- TASK TO COMPLETE -
Reproduce the following records exactly from the line containing "What text is on this page?" onward, ending with the last line and including it.

○ ○ ○ ○

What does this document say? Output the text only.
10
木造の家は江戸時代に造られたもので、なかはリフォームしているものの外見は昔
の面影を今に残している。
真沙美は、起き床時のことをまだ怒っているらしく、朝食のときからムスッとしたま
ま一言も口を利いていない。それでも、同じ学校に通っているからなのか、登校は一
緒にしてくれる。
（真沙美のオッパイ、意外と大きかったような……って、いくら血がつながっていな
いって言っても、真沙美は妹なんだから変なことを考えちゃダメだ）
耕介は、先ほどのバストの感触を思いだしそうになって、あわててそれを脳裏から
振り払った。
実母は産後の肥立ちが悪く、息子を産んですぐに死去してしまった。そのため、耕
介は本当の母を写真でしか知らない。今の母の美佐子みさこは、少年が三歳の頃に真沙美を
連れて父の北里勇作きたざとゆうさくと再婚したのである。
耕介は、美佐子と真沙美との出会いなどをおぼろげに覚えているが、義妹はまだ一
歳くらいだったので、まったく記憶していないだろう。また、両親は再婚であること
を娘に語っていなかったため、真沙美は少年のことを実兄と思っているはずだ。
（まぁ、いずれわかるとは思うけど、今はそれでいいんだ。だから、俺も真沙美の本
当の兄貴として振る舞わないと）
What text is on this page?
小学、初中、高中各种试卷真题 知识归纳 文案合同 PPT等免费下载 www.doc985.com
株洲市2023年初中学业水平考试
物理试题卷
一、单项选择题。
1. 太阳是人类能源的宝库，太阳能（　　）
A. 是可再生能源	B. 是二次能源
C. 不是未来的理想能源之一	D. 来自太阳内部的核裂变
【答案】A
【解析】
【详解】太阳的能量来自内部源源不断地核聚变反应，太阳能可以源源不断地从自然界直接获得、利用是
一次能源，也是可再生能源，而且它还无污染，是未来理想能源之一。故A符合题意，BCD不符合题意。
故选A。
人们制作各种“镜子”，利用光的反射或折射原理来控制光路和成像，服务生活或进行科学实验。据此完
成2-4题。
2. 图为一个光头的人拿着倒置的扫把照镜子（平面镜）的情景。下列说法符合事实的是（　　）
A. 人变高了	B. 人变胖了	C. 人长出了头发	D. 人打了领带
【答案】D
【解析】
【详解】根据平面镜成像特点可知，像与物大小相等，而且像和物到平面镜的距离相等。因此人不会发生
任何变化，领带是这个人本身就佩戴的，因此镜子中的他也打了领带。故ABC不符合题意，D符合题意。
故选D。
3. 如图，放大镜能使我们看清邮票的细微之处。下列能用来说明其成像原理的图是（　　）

○ ○ ○ ○

- SOLUTION BELOW -
What text is on this page?
小学、初中、高中各种试卷真题 知识归纳 文案合同 PPT等免费下载 www.doc985.com
株洲市2023年初中学业水平考试
物理试题卷
一、单项选择题。
1. 太阳是人类能源的宝库，太阳能（　　）
A. 是可再生能源	B. 是二次能源
C. 不是未来的理想能源之一	D. 来自太阳内部的核裂变
【答案】A
【解析】
【详解】太阳的能量来自内部源源不断地核聚变反应，太阳能可以源源不断地从自然界直接获得、利用是
一次能源，也是可再生能源，而且它还无污染，是未来理想能源之一。故A符合题意，BCD不符合题意。
故选A。
人们制作各种“镜子”，利用光的反射或折射原理来控制光路和成像，服务生活或进行科学实验。据此完
成2-4题。
2. 图为一个光头的人拿着倒置的扫把照镜子（平面镜）的情景。下列说法符合事实的是（　　）
A. 人变高了	B. 人变胖了	C. 人长出了头发	D. 人打了领带
【答案】D
【解析】
【详解】根据平面镜成像特点可知，像与物大小相等，而且像和物到平面镜的距离相等。因此人不会发生
任何变化，领带是这个人本身就佩戴的，因此镜子中的他也打了领带。故ABC不符合题意，D符合题意。
故选D。
3. 如图，放大镜能使我们看清邮票的细微之处。下列能用来说明其成像原理的图是（　　）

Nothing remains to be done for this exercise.